[Data listing]
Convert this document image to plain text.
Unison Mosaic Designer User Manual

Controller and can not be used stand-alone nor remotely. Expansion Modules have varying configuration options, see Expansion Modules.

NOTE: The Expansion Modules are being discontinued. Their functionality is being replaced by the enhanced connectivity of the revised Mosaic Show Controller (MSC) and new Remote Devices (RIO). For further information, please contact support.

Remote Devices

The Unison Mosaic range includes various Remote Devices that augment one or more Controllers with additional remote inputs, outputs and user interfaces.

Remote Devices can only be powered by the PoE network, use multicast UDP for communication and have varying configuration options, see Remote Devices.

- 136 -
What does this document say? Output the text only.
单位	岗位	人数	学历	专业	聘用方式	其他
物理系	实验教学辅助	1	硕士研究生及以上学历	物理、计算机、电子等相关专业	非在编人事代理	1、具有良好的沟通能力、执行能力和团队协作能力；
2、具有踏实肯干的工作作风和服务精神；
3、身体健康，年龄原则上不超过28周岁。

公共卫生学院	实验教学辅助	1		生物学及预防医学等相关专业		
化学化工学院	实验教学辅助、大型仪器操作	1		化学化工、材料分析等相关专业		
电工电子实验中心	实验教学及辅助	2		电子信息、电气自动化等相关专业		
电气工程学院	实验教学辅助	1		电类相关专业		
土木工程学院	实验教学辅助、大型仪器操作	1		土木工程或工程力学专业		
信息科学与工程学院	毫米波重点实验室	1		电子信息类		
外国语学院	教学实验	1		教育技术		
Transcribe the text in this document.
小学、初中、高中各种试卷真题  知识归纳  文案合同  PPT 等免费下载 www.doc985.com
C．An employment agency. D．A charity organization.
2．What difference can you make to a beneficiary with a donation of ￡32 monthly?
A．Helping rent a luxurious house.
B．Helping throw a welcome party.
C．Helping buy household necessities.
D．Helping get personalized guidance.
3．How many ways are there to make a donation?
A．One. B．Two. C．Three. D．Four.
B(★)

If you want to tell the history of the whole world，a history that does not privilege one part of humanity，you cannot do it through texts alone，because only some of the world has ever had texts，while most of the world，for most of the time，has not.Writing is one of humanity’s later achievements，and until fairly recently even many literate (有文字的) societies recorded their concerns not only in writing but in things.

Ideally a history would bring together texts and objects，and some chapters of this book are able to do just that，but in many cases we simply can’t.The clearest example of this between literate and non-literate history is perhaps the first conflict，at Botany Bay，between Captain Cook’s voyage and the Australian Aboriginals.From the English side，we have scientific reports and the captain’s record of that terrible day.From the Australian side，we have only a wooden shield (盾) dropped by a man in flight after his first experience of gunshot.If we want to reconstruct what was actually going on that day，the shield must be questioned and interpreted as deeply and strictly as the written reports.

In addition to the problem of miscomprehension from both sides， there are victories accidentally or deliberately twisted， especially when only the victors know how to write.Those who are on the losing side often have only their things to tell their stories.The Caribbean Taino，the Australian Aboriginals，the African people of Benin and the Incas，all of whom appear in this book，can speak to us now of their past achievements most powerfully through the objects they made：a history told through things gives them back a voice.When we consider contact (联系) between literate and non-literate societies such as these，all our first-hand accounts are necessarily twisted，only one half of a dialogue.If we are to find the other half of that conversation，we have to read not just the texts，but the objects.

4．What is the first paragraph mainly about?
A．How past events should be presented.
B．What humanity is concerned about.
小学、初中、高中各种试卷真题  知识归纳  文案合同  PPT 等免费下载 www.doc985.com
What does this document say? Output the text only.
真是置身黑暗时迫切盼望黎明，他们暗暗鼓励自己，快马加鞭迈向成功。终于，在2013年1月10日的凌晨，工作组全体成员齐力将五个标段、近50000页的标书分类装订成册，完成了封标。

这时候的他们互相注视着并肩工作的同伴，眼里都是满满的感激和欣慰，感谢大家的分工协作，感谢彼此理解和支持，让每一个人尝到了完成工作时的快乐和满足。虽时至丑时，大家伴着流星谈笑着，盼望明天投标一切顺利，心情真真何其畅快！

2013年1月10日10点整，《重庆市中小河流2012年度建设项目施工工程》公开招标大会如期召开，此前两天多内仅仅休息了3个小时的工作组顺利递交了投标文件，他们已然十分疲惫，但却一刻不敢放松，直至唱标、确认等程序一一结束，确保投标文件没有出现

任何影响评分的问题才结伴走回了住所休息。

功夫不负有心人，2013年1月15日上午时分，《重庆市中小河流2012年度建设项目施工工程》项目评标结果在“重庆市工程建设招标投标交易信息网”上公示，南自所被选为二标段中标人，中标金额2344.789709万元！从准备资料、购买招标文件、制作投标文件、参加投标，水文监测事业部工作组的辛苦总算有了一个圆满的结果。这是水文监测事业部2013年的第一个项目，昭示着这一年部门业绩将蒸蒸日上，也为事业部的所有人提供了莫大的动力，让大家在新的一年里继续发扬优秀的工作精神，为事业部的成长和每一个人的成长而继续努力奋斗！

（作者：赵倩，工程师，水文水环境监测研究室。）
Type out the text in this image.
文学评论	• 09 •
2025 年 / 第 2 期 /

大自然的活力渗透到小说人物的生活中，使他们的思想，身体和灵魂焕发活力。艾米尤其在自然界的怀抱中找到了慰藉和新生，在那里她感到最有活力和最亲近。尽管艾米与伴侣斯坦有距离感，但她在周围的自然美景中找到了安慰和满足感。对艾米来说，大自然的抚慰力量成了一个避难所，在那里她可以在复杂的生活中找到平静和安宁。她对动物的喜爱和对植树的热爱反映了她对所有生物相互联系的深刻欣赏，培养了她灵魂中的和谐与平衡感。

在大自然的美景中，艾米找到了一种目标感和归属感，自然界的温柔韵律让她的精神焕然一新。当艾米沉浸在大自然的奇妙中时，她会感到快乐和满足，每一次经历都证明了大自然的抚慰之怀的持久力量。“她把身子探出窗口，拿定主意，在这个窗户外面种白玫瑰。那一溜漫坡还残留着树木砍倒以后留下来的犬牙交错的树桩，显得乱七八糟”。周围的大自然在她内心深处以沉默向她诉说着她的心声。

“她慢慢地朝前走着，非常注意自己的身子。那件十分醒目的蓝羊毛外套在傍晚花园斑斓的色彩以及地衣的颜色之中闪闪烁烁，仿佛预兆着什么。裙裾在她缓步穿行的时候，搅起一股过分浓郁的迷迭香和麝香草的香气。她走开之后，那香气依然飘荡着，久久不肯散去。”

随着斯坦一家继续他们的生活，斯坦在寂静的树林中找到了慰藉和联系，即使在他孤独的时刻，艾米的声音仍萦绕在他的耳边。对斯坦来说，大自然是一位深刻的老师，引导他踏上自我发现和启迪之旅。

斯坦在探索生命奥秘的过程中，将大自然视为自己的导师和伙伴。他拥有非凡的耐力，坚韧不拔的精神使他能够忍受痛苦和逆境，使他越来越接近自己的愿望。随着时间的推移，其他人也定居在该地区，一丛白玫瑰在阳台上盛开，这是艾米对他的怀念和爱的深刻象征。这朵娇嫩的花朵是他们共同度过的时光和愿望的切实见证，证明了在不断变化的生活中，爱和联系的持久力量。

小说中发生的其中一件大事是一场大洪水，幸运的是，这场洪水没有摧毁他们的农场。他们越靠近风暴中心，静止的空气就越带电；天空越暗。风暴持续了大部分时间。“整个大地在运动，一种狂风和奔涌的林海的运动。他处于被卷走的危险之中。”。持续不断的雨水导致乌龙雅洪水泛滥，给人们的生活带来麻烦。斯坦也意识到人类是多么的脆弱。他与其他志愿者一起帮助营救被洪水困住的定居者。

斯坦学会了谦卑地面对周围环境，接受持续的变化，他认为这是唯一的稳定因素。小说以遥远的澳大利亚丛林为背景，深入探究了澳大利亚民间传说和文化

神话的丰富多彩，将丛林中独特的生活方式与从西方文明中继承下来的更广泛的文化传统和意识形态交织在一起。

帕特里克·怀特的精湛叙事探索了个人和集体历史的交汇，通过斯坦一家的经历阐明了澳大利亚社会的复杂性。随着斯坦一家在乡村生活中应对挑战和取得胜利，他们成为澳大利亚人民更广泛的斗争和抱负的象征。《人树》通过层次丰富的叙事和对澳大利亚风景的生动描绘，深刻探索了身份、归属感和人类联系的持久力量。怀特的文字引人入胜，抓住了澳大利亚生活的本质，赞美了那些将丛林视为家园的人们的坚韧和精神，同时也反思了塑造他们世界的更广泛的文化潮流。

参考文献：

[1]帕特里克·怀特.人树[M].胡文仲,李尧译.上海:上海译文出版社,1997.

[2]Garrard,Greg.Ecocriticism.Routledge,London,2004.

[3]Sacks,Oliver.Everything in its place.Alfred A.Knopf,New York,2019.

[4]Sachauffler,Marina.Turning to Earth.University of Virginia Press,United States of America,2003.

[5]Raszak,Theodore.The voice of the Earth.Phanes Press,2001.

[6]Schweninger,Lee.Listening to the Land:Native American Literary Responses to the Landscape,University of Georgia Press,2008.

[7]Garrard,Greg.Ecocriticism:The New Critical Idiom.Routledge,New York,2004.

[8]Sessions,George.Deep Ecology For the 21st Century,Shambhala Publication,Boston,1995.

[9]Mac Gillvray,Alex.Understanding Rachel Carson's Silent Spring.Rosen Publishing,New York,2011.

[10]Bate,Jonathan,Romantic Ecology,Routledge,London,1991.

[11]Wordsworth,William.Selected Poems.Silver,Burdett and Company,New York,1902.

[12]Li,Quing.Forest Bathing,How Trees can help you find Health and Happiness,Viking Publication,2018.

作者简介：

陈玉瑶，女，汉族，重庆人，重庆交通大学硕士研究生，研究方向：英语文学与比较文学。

WHAT YOU ARE ASKED TO DO -
Collect the lines of the records that include the string "帕特里克".

SOLUTION TO THE PROBLEM -
帕特里克·怀特的精湛叙事探索了个人和集体历史的交汇，通过斯坦一家的经历阐明了澳大利亚社会的复杂性。随着斯坦一家在乡村生活中应对挑战和取得胜利，他们成为澳大利亚人民更广泛的斗争和抱负的象征。《人树》通过层次丰富的叙事和对澳大利亚风景的生动描绘，深刻探索了身份、归属感和人类联系的持久力量。怀特的文字引人入胜，抓住了澳大利亚生活的本质，赞美了那些将丛林视为家园的人们的坚韧和精神，同时也反思了塑造他们世界的更广泛的文化潮流。
[1]帕特里克·怀特.人树[M].胡文仲,李尧译.上海:上海译文出版社,1997.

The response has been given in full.